# Java OCR



## lumo (4. Jul 2012)

Hallo leute,

ich muss/darf mich zur zeit mit OCR befassen,
da ich kurze sätze und zahlen erkennen muss;

ich hatte diese lib im auge:
Java OCR | Free software downloads at SourceForge.net

ich habe bis jetzt das vorbereiten der bilder fast abgeschlossen,
(habe leider nur sehr niedrig aufgelöste bilder)
konnte die qualität allerdings recht gut halten -> unschöne hintergründe sind weg und der text/zahlen sind gut erkennbar schwarz auf weiss.

nun kann ich in dem beispiel jedoch nichts finden, wo er den bild-character in einen richtigen char ausgibt...

mit einzelnen buchstaben (in form von bildern) kann ich nichts anfangen... leider.

weiss einer von euch wie das klappt (oder eine andere lib, die mit niedrigen auflösungen 10px hohe schrift)

die schrift ist eigentlich immer die selbe, allerdings sieht nicht jeder buchstabe gleich aus, da, wie gesagt der hintergrund wegretuschiert werden musste und antialiasing in kombination mit buntem hintergrund leider nix besseres zulässt... (denk ich leider...)

alternativer gedanke war... eine rastermap aller buchstaben zu erstellen und dann sehen wieviel % darauf zutreffen...

nun... was sagt ihr dazu?


----------



## Landei (4. Jul 2012)

Für JDownloader gibt es ein Anti-Capcha-Modul, womit ich demnächst rumspielen will. Das sollte eigentlich das Herausfischen der Buchstaben trotz Hintergrund beherrschen. Sourcen gibt es hier: jdownloader-service - JDownloader Service is a branch from the JDownloader source that aims to implement a neat XML/RPC API and a headless JDownloader service/server - Google Project Hosting


----------



## lumo (5. Jul 2012)

━━━━

Aufgabenstellung —
**A.** Für welches Programm gibt es laut dem Ausgangstext ein Anti-Capcha-Modul?
**B.** Übersetzen Sie den folgenden Satz aus dem Ausgangstext ins Englische: „Das sollte eigentlich das Herausfischen der Buchstaben trotz Hintergrund beherrschen.“
**C.** Geben Sie den Ausgangstext von „konnte die qualität“ bis einschließlich „richtigen char ausgibt...“ wortgetreu wieder.
Die Einträge sind hierfür ohne Belang.

━━━━

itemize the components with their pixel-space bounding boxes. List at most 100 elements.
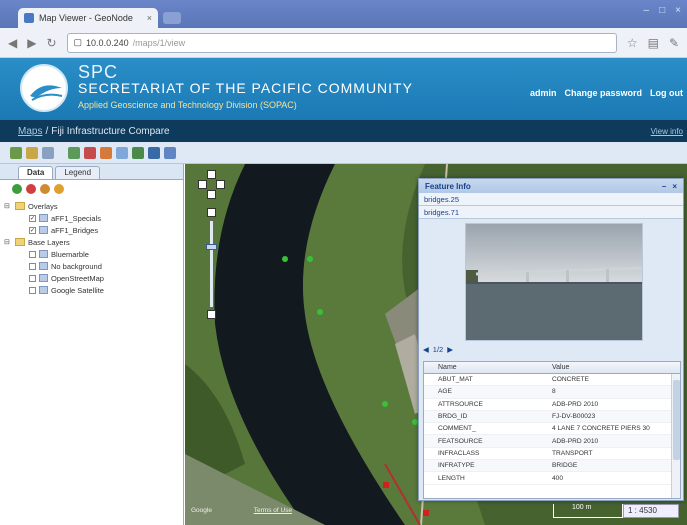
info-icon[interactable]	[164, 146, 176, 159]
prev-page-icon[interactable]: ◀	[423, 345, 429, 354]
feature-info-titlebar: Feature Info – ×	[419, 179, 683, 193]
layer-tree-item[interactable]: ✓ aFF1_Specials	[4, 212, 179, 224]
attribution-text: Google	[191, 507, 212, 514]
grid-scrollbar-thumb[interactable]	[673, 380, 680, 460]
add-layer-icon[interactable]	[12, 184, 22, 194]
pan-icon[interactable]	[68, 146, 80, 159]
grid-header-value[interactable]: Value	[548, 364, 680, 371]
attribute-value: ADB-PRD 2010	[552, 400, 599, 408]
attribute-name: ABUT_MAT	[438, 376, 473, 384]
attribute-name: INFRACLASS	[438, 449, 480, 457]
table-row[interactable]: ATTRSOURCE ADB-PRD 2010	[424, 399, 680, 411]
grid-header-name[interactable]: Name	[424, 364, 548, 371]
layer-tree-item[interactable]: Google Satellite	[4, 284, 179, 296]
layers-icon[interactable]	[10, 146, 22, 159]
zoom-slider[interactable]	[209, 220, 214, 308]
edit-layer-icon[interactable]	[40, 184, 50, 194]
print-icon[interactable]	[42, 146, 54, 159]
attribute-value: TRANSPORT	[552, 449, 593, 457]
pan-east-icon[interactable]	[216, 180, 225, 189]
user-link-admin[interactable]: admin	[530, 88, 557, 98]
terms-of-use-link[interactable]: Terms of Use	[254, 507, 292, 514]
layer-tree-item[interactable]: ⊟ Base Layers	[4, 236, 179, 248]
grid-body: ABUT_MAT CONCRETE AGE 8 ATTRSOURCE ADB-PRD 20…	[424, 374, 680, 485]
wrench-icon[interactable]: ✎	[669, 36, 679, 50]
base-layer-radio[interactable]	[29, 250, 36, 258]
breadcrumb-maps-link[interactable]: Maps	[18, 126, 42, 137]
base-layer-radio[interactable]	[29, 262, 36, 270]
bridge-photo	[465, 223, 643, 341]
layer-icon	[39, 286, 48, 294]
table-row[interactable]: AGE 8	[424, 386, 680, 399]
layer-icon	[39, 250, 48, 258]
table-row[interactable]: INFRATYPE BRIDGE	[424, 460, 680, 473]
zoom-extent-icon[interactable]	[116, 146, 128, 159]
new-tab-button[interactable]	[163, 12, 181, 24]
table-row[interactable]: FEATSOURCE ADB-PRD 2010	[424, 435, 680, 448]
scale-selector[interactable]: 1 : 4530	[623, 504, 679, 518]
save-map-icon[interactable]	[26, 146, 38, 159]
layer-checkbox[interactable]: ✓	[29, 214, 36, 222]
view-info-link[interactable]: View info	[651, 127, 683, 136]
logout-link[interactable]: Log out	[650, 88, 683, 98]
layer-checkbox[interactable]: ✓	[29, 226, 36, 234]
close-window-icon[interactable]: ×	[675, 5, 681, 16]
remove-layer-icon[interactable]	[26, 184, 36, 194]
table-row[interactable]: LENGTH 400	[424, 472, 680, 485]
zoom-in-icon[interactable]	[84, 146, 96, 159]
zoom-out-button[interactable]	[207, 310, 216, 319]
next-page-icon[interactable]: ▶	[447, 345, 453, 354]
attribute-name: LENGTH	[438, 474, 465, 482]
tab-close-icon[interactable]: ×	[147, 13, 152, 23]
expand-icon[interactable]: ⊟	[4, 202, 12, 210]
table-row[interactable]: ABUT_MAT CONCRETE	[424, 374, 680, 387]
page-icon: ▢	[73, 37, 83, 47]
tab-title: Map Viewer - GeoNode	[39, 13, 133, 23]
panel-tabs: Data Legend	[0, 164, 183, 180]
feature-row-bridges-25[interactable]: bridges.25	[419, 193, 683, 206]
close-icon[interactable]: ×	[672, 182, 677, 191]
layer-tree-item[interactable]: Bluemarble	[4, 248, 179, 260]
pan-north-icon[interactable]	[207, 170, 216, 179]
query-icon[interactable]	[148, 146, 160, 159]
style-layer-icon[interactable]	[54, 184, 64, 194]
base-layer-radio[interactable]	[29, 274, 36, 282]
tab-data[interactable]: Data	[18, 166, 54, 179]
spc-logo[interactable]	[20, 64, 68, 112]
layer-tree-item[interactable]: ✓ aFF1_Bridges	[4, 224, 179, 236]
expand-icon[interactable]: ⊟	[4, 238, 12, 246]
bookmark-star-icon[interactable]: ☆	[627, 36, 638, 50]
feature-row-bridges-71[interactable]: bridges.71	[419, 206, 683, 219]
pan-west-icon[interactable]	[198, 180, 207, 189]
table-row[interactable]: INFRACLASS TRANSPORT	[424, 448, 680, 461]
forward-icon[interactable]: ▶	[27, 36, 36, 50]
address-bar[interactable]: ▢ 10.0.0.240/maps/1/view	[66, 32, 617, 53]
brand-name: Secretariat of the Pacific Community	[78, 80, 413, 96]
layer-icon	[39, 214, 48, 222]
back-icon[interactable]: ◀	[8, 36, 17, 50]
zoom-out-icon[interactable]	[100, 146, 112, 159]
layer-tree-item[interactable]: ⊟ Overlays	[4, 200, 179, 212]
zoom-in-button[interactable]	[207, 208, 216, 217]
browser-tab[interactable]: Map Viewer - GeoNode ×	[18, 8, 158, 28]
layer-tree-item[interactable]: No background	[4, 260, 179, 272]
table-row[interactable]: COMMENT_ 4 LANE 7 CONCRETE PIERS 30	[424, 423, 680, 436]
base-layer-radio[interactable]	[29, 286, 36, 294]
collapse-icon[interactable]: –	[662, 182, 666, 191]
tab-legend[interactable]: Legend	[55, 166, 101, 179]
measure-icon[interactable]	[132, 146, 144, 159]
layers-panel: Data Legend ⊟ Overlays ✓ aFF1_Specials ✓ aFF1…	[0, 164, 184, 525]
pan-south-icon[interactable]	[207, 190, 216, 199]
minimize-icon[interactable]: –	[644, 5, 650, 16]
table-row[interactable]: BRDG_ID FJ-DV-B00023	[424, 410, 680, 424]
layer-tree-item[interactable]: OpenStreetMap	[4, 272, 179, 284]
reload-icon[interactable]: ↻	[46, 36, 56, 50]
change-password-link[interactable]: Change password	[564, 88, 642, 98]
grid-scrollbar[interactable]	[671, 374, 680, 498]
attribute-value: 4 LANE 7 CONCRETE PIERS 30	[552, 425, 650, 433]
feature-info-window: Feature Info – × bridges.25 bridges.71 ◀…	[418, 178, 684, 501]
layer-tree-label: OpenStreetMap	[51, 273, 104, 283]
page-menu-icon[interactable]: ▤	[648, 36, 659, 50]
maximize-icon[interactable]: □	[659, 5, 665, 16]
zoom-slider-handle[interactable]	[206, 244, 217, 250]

━━━━

Lösungen —
**A.** Für JDownloader.

**B.** That should actually be able to handle picking out the letters despite the background.

**C.**
konnte die qualität allerdings recht gut halten -> unschöne hintergründe sind weg und der text/zahlen sind gut erkennbar schwarz auf weiss.

nun kann ich in dem beispiel jedoch nichts finden, wo er den bild-character in einen richtigen char ausgibt...